Task to complete: Everything from the line containing "Transcribe the text in this document." through the final line of the records must be transcribed verbatim; nothing else belongs in the result.

§ §

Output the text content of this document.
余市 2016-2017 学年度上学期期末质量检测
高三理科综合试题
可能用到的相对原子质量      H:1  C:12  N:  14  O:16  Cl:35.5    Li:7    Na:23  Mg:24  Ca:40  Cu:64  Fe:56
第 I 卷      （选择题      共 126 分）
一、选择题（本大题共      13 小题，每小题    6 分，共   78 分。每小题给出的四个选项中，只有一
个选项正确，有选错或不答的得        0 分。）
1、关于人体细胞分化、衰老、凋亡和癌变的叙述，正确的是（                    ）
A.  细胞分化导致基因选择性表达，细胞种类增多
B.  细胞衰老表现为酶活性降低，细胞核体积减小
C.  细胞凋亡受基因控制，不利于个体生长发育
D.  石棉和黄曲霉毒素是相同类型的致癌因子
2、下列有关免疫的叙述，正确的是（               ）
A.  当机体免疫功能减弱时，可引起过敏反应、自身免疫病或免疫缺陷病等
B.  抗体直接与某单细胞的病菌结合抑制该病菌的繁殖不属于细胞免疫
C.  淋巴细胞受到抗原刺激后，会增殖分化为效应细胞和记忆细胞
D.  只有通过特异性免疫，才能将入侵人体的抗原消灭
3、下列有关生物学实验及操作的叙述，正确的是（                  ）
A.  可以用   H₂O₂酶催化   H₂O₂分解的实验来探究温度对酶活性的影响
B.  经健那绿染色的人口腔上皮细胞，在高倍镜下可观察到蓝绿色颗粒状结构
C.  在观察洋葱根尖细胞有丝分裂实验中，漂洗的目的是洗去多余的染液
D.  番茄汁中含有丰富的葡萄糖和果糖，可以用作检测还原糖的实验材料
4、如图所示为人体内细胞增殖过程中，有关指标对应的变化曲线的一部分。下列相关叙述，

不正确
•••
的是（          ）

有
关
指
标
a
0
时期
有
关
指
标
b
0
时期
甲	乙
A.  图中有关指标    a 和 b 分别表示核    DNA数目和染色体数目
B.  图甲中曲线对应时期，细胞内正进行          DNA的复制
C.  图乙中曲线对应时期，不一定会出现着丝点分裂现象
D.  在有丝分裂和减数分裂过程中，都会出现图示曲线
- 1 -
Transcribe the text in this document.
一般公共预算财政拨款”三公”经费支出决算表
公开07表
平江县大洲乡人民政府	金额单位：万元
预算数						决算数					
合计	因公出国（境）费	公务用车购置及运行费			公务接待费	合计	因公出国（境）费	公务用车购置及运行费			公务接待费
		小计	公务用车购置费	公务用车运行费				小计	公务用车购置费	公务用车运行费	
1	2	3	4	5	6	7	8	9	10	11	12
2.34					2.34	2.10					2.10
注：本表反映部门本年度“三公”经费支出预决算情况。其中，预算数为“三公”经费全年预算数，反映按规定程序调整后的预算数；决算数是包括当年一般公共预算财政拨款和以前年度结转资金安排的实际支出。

§ §

Expected output:
Transcribe the text in this document.
一般公共预算财政拨款”三公”经费支出决算表
公开07表
平江县大洲乡人民政府	金额单位：万元
预算数						决算数					
合计	因公出国（境）费	公务用车购置及运行费			公务接待费	合计	因公出国（境）费	公务用车购置及运行费			公务接待费
		小计	公务用车购置费	公务用车运行费				小计	公务用车购置费	公务用车运行费	
1	2	3	4	5	6	7	8	9	10	11	12
2.34					2.34	2.10					2.10
注：本表反映部门本年度“三公”经费支出预决算情况。其中，预算数为“三公”经费全年预算数，反映按规定程序调整后的预算数；决算数是包括当年一般公共预算财政拨款和以前年度结转资金安排的实际支出。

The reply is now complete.